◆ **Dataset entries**
»»
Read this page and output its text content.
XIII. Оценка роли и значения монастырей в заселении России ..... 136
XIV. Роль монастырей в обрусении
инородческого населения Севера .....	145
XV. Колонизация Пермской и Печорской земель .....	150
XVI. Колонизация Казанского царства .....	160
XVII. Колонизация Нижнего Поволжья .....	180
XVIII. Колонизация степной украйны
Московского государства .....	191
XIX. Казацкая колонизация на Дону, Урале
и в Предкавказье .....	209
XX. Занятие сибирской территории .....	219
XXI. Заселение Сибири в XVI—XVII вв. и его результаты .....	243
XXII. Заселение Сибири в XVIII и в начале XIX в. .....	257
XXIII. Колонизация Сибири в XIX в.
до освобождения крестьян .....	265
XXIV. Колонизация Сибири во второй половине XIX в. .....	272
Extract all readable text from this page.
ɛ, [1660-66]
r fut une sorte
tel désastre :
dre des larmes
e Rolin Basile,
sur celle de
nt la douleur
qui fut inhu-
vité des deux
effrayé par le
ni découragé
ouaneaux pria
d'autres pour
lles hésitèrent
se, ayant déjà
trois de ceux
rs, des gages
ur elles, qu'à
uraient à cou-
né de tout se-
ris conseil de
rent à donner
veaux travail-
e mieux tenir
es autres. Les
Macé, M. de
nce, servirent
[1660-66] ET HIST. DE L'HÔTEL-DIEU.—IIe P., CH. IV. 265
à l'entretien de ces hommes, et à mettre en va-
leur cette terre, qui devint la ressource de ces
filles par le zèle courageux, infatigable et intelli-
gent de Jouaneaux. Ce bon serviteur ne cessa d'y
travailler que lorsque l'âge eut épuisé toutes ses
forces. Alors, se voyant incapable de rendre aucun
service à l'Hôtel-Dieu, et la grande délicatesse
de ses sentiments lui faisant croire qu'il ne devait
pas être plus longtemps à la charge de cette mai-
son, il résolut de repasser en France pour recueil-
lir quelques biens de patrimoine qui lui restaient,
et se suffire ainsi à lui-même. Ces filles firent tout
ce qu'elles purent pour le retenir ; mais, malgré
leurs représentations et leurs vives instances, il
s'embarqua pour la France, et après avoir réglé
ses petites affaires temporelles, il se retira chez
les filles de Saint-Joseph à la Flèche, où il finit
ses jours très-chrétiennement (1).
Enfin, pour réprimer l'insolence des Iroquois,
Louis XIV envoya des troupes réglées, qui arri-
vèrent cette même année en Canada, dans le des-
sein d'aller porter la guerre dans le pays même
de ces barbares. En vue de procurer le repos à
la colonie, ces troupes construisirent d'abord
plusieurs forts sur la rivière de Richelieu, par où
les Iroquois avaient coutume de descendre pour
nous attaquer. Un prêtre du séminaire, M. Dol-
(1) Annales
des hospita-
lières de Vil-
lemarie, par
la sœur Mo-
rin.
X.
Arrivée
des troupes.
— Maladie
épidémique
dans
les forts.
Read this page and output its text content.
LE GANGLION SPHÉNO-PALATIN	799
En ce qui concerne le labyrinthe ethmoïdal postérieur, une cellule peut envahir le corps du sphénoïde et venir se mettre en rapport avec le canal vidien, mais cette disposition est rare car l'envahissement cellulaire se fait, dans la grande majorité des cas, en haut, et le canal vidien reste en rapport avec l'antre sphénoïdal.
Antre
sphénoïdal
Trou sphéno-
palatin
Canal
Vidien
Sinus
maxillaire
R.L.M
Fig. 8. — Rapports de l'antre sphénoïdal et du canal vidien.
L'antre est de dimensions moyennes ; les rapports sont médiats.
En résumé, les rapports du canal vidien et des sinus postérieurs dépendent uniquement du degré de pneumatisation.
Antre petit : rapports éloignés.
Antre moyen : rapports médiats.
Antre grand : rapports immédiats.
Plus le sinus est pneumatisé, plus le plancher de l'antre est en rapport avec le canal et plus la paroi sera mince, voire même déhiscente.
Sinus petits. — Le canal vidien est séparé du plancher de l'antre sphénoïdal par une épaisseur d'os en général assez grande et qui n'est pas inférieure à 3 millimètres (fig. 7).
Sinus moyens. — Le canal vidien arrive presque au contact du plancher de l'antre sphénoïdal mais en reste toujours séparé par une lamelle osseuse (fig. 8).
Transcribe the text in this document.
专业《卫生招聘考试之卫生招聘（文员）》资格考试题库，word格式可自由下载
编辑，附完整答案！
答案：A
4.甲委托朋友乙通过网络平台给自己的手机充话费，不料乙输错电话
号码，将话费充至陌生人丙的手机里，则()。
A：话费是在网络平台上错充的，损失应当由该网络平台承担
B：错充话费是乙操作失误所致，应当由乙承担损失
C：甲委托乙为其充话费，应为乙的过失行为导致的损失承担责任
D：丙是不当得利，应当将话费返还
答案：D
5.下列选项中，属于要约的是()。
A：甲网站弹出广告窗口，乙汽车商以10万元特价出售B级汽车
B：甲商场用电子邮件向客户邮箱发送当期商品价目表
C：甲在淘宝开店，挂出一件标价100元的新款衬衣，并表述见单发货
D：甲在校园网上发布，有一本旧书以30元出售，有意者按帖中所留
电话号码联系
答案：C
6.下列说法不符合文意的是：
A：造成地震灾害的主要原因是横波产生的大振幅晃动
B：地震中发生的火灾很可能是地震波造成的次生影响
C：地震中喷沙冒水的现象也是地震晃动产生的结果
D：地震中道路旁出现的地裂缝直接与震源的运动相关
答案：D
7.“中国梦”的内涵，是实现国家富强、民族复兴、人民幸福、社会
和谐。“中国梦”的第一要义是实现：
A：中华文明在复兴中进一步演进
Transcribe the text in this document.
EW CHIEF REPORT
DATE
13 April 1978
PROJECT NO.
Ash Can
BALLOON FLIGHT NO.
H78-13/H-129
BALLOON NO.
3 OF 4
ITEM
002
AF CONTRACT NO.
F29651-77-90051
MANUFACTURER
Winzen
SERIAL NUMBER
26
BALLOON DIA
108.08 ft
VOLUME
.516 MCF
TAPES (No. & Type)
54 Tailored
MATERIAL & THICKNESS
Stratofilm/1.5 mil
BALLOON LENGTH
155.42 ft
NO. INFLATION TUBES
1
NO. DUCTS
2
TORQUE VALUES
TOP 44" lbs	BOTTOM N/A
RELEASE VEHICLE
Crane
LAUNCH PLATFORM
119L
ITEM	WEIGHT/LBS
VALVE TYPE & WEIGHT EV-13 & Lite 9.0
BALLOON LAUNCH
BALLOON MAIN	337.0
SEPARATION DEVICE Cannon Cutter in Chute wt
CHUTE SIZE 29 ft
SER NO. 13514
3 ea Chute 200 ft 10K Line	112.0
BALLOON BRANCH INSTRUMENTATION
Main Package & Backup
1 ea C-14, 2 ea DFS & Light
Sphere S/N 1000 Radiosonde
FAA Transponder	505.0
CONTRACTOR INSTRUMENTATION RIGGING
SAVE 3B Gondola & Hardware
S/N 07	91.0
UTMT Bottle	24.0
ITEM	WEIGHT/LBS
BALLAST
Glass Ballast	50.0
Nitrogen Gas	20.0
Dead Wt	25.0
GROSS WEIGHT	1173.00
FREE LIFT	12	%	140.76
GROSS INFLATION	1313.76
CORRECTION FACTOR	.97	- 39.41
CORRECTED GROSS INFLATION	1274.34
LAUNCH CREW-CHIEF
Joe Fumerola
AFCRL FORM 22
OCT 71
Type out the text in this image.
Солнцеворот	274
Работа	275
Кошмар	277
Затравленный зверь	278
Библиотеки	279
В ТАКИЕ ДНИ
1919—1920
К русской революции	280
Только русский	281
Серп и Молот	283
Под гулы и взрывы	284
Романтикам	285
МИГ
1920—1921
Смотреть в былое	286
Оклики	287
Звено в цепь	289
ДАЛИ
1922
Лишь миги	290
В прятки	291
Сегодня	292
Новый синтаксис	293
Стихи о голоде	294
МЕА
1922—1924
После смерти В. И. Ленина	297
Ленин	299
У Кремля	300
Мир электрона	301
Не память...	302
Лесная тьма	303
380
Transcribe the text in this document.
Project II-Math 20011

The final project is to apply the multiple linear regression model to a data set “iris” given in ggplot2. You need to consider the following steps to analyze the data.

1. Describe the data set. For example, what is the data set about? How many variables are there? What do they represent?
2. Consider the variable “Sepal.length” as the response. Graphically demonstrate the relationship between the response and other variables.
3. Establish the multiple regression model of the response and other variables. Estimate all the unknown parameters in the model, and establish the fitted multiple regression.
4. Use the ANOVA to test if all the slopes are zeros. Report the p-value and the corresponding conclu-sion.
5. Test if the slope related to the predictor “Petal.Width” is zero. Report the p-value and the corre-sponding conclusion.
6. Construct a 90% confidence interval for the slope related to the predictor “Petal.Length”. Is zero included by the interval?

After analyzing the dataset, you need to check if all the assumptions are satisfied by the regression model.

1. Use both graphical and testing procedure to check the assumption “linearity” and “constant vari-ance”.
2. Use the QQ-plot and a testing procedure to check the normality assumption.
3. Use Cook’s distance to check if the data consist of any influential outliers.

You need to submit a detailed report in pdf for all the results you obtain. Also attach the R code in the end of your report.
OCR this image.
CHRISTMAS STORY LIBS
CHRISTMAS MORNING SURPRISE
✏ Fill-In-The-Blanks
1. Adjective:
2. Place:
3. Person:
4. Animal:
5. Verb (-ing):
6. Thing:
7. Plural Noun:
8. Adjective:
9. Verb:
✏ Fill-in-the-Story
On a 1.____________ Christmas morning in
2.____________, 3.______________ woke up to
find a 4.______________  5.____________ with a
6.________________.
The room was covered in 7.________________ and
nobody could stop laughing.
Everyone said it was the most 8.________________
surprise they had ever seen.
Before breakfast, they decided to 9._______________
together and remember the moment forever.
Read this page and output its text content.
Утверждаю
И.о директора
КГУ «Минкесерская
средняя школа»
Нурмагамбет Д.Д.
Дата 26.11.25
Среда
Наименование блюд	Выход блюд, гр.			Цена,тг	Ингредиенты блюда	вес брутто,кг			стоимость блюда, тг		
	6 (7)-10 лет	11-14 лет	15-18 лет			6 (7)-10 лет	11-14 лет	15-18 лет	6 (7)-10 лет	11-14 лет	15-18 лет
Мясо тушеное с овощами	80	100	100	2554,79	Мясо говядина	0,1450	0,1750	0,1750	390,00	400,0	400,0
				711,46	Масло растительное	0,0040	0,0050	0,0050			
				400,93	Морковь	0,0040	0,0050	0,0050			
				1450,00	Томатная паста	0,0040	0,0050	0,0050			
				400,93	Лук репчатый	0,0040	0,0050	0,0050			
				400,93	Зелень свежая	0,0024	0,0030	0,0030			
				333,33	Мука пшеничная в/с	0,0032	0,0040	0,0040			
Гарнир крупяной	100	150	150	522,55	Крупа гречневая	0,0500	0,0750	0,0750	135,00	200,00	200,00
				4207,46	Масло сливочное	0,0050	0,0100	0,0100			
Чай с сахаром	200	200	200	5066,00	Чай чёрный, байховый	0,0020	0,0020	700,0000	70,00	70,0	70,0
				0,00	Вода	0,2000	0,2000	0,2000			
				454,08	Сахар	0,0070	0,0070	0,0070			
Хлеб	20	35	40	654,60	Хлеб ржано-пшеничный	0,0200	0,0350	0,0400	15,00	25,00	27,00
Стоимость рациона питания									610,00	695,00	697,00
««
◆ **Stated problem**
Find the word "related" in the data and show each line that holds it.

◆ **Reply to the exercise**
5. Test if the slope related to the predictor “Petal.Width” is zero. Report the p-value and the corre-sponding conclusion.
6. Construct a 90% confidence interval for the slope related to the predictor “Petal.Length”. Is zero included by the interval?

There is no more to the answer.